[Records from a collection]
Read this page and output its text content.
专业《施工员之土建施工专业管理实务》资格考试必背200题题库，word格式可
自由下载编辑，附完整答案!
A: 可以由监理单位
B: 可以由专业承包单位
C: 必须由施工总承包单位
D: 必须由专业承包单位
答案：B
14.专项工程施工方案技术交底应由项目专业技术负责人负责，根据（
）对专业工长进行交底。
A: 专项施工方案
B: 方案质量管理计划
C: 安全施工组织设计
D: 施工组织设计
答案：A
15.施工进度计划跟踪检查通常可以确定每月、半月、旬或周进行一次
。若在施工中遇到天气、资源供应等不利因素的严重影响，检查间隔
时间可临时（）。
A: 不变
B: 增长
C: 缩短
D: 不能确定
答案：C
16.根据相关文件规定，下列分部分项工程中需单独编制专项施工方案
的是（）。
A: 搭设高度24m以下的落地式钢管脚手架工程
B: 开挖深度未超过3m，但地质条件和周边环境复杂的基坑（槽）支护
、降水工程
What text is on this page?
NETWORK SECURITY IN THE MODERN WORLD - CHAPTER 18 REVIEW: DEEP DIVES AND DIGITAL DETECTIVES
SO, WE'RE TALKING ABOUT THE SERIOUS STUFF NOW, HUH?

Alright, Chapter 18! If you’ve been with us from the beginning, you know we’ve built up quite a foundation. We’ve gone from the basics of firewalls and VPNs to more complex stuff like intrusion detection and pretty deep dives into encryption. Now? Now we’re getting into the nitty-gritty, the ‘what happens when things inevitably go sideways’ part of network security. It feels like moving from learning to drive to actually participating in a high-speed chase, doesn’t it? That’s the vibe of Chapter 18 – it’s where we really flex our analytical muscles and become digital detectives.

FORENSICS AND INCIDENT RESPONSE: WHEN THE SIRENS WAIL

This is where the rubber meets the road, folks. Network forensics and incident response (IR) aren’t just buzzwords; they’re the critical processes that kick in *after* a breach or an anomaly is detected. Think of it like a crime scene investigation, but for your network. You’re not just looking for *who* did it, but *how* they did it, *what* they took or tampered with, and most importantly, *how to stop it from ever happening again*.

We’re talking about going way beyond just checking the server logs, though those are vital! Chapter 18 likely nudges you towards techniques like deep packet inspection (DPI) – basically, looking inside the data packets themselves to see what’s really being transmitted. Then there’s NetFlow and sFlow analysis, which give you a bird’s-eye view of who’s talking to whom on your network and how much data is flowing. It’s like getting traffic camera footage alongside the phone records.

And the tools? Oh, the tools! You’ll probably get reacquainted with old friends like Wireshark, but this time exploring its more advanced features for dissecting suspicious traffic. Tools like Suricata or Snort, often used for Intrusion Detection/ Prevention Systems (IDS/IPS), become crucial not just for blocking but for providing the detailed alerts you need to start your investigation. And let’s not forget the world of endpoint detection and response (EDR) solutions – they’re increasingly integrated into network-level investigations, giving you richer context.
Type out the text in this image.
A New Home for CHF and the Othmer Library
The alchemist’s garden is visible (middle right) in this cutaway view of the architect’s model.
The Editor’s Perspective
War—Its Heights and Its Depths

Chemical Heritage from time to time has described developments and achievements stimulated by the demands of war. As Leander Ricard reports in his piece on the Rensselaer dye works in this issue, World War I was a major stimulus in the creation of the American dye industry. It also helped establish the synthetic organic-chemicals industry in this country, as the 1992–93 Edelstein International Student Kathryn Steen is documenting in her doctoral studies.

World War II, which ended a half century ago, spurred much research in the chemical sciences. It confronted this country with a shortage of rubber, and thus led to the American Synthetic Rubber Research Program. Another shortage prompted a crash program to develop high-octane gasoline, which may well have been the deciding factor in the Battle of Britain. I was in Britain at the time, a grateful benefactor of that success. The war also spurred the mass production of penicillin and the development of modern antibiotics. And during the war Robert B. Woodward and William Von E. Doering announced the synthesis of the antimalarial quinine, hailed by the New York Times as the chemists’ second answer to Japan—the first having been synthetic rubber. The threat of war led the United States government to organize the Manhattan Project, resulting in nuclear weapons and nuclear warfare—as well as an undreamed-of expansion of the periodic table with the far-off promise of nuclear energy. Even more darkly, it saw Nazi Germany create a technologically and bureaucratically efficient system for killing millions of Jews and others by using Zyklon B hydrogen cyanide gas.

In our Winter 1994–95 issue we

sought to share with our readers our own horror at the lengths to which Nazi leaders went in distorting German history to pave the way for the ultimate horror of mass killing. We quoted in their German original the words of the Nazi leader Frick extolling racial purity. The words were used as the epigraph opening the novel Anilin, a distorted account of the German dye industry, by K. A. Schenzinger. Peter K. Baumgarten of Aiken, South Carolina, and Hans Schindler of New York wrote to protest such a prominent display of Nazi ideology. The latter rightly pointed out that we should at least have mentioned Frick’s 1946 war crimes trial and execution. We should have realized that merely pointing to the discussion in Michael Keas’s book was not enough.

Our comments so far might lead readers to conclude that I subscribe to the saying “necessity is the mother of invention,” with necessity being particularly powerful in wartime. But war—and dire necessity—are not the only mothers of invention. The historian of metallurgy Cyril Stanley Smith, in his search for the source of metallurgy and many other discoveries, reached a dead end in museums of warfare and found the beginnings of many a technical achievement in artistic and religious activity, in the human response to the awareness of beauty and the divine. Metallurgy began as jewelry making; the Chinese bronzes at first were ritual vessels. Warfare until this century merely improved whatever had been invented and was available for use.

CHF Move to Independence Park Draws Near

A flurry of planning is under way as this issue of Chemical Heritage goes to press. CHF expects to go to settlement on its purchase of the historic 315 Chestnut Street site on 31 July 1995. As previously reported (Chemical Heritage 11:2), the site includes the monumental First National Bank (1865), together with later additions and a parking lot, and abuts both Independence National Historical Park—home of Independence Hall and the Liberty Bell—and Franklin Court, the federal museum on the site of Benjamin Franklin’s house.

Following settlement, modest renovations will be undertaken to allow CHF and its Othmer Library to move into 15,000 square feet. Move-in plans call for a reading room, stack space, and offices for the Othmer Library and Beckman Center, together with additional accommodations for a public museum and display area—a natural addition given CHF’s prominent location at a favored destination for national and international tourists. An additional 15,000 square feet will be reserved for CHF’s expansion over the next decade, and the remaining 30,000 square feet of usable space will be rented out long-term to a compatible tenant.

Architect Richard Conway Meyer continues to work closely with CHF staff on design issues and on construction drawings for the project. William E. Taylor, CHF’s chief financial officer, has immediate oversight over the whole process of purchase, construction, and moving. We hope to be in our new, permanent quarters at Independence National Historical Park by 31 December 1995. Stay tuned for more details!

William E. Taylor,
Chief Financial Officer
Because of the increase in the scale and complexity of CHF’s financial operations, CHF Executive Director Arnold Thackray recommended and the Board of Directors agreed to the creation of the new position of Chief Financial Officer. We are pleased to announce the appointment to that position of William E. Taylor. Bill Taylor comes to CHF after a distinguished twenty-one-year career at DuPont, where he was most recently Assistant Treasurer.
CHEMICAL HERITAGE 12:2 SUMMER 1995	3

▶ _WHAT THIS TASK INVOLVES_:
Where a line above contains the string "Othmer", copy that line.

▶ _PROBLEM SOLUTION_:
A New Home for CHF and the Othmer Library
Following settlement, modest renovations will be undertaken to allow CHF and its Othmer Library to move into 15,000 square feet. Move-in plans call for a reading room, stack space, and offices for the Othmer Library and Beckman Center, together with additional accommodations for a public museum and display area—a natural addition given CHF’s prominent location at a favored destination for national and international tourists. An additional 15,000 square feet will be reserved for CHF’s expansion over the next decade, and the remaining 30,000 square feet of usable space will be rented out long-term to a compatible tenant.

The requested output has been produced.